[WHAT IS NEEDED]
Print all records exactly, leaving nothing out.

[PROVIDED RECORDS]
***

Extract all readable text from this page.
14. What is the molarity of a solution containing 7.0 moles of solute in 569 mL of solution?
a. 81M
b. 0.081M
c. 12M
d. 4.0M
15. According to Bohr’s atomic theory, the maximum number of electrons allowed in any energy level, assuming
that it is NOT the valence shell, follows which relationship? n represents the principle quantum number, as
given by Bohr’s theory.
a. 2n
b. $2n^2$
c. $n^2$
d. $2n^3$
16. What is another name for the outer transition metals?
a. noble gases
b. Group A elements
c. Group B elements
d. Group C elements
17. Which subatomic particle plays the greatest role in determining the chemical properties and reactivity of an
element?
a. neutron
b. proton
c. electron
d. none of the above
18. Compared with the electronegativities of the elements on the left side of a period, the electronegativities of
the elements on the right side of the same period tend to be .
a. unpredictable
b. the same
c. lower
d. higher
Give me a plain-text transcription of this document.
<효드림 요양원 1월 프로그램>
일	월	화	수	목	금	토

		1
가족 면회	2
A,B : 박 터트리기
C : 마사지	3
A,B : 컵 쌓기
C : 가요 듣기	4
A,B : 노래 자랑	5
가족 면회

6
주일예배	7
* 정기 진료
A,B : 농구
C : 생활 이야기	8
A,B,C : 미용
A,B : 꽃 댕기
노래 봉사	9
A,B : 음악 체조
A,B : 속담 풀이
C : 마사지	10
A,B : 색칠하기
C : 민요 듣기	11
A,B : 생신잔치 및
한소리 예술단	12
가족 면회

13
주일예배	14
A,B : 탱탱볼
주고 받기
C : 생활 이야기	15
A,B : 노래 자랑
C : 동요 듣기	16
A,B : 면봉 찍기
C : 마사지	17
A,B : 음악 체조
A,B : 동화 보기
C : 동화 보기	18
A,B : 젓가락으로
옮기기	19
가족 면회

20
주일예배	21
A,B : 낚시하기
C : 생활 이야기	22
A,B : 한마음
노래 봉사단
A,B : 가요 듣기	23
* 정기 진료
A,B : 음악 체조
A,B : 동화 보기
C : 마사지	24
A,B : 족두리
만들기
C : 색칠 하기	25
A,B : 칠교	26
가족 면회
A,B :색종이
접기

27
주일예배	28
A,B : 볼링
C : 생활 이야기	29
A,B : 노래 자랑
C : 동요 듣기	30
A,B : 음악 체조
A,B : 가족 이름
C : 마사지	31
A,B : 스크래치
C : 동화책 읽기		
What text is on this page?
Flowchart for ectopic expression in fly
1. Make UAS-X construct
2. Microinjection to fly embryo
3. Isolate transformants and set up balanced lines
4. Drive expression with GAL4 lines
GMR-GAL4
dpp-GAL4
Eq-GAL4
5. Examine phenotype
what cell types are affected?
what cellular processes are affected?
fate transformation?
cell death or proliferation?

***

[RESULT]
Extract all readable text from this page.
14. What is the molarity of a solution containing 7.0 moles of solute in 569 mL of solution?
a. 81M
b. 0.081M
c. 12M
d. 4.0M
15. According to Bohr’s atomic theory, the maximum number of electrons allowed in any energy level, assuming
that it is NOT the valence shell, follows which relationship? n represents the principle quantum number, as
given by Bohr’s theory.
a. 2n
b. $2n^2$
c. $n^2$
d. $2n^3$
16. What is another name for the outer transition metals?
a. noble gases
b. Group A elements
c. Group B elements
d. Group C elements
17. Which subatomic particle plays the greatest role in determining the chemical properties and reactivity of an
element?
a. neutron
b. proton
c. electron
d. none of the above
18. Compared with the electronegativities of the elements on the left side of a period, the electronegativities of
the elements on the right side of the same period tend to be .
a. unpredictable
b. the same
c. lower
d. higher
Give me a plain-text transcription of this document.
<효드림 요양원 1월 프로그램>
일	월	화	수	목	금	토

		1
가족 면회	2
A,B : 박 터트리기
C : 마사지	3
A,B : 컵 쌓기
C : 가요 듣기	4
A,B : 노래 자랑	5
가족 면회

6
주일예배	7
* 정기 진료
A,B : 농구
C : 생활 이야기	8
A,B,C : 미용
A,B : 꽃 댕기
노래 봉사	9
A,B : 음악 체조
A,B : 속담 풀이
C : 마사지	10
A,B : 색칠하기
C : 민요 듣기	11
A,B : 생신잔치 및
한소리 예술단	12
가족 면회

13
주일예배	14
A,B : 탱탱볼
주고 받기
C : 생활 이야기	15
A,B : 노래 자랑
C : 동요 듣기	16
A,B : 면봉 찍기
C : 마사지	17
A,B : 음악 체조
A,B : 동화 보기
C : 동화 보기	18
A,B : 젓가락으로
옮기기	19
가족 면회

20
주일예배	21
A,B : 낚시하기
C : 생활 이야기	22
A,B : 한마음
노래 봉사단
A,B : 가요 듣기	23
* 정기 진료
A,B : 음악 체조
A,B : 동화 보기
C : 마사지	24
A,B : 족두리
만들기
C : 색칠 하기	25
A,B : 칠교	26
가족 면회
A,B :색종이
접기

27
주일예배	28
A,B : 볼링
C : 생활 이야기	29
A,B : 노래 자랑
C : 동요 듣기	30
A,B : 음악 체조
A,B : 가족 이름
C : 마사지	31
A,B : 스크래치
C : 동화책 읽기		
What text is on this page?
Flowchart for ectopic expression in fly
1. Make UAS-X construct
2. Microinjection to fly embryo
3. Isolate transformants and set up balanced lines
4. Drive expression with GAL4 lines
GMR-GAL4
dpp-GAL4
Eq-GAL4
5. Examine phenotype
what cell types are affected?
what cellular processes are affected?
fate transformation?
cell death or proliferation?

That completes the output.